**Written task:** Output the material exactly, but drop every image it holds.

# # # # # # #

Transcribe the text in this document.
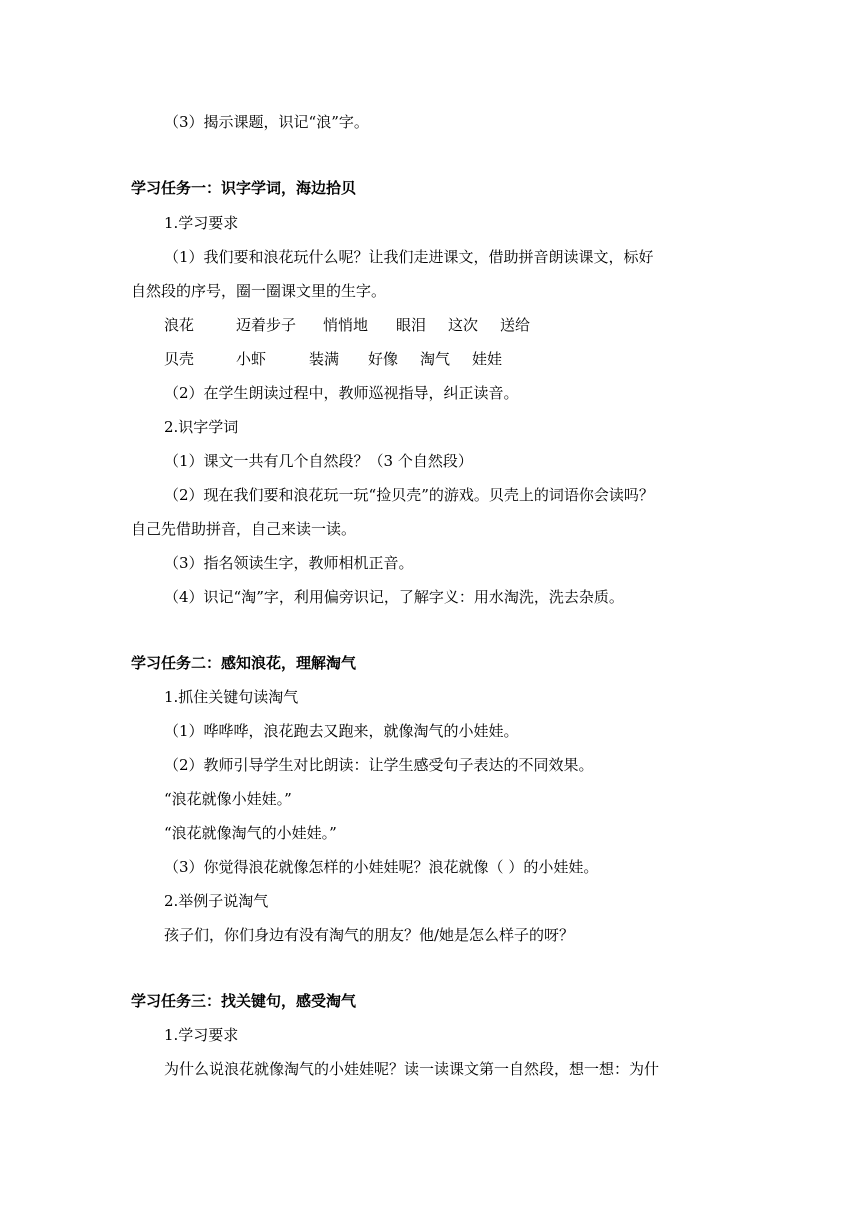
（3）揭示课题，识记“浪”字。
学习任务一：识字学词，海边拾贝
1.学习要求
（1）我们要和浪花玩什么呢？让我们走进课文，借助拼音朗读课文，标好
自然段的序号，圈一圈课文里的生字。
浪花	迈着步子 悄悄地 眼泪 这次 送给
贝壳	小虾	装满 好像 淘气 娃娃
（2）在学生朗读过程中，教师巡视指导，纠正读音。
2.识字学词
（1）课文一共有几个自然段？（3 个自然段）
（2）现在我们要和浪花玩一玩“捡贝壳”的游戏。贝壳上的词语你会读吗？
自己先借助拼音，自己来读一读。
（3）指名领读生字，教师相机正音。
（4）识记“淘”字，利用偏旁识记，了解字义：用水淘洗，洗去杂质。
学习任务二：感知浪花，理解淘气
1.抓住关键句读淘气
（1）哗哗哗，浪花跑去又跑来，就像淘气的小娃娃。
（2）教师引导学生对比朗读：让学生感受句子表达的不同效果。
“浪花就像小娃娃。”
“浪花就像淘气的小娃娃。”
（3）你觉得浪花就像怎样的小娃娃呢？浪花就像（ ）的小娃娃。
2.举例子说淘气
孩子们，你们身边有没有淘气的朋友？他/她是怎么样子的呀？
学习任务三：找关键句，感受淘气
1.学习要求
为什么说浪花就像淘气的小娃娃呢？读一读课文第一自然段，想一想：为什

# # # # # # #

**Solution to this exercise:**
Transcribe the text in this document.
（3）揭示课题，识记“浪”字。
学习任务一：识字学词，海边拾贝
1.学习要求
（1）我们要和浪花玩什么呢？让我们走进课文，借助拼音朗读课文，标好
自然段的序号，圈一圈课文里的生字。
浪花	迈着步子 悄悄地 眼泪 这次 送给
贝壳	小虾	装满 好像 淘气 娃娃
（2）在学生朗读过程中，教师巡视指导，纠正读音。
2.识字学词
（1）课文一共有几个自然段？（3 个自然段）
（2）现在我们要和浪花玩一玩“捡贝壳”的游戏。贝壳上的词语你会读吗？
自己先借助拼音，自己来读一读。
（3）指名领读生字，教师相机正音。
（4）识记“淘”字，利用偏旁识记，了解字义：用水淘洗，洗去杂质。
学习任务二：感知浪花，理解淘气
1.抓住关键句读淘气
（1）哗哗哗，浪花跑去又跑来，就像淘气的小娃娃。
（2）教师引导学生对比朗读：让学生感受句子表达的不同效果。
“浪花就像小娃娃。”
“浪花就像淘气的小娃娃。”
（3）你觉得浪花就像怎样的小娃娃呢？浪花就像（ ）的小娃娃。
2.举例子说淘气
孩子们，你们身边有没有淘气的朋友？他/她是怎么样子的呀？
学习任务三：找关键句，感受淘气
1.学习要求
为什么说浪花就像淘气的小娃娃呢？读一读课文第一自然段，想一想：为什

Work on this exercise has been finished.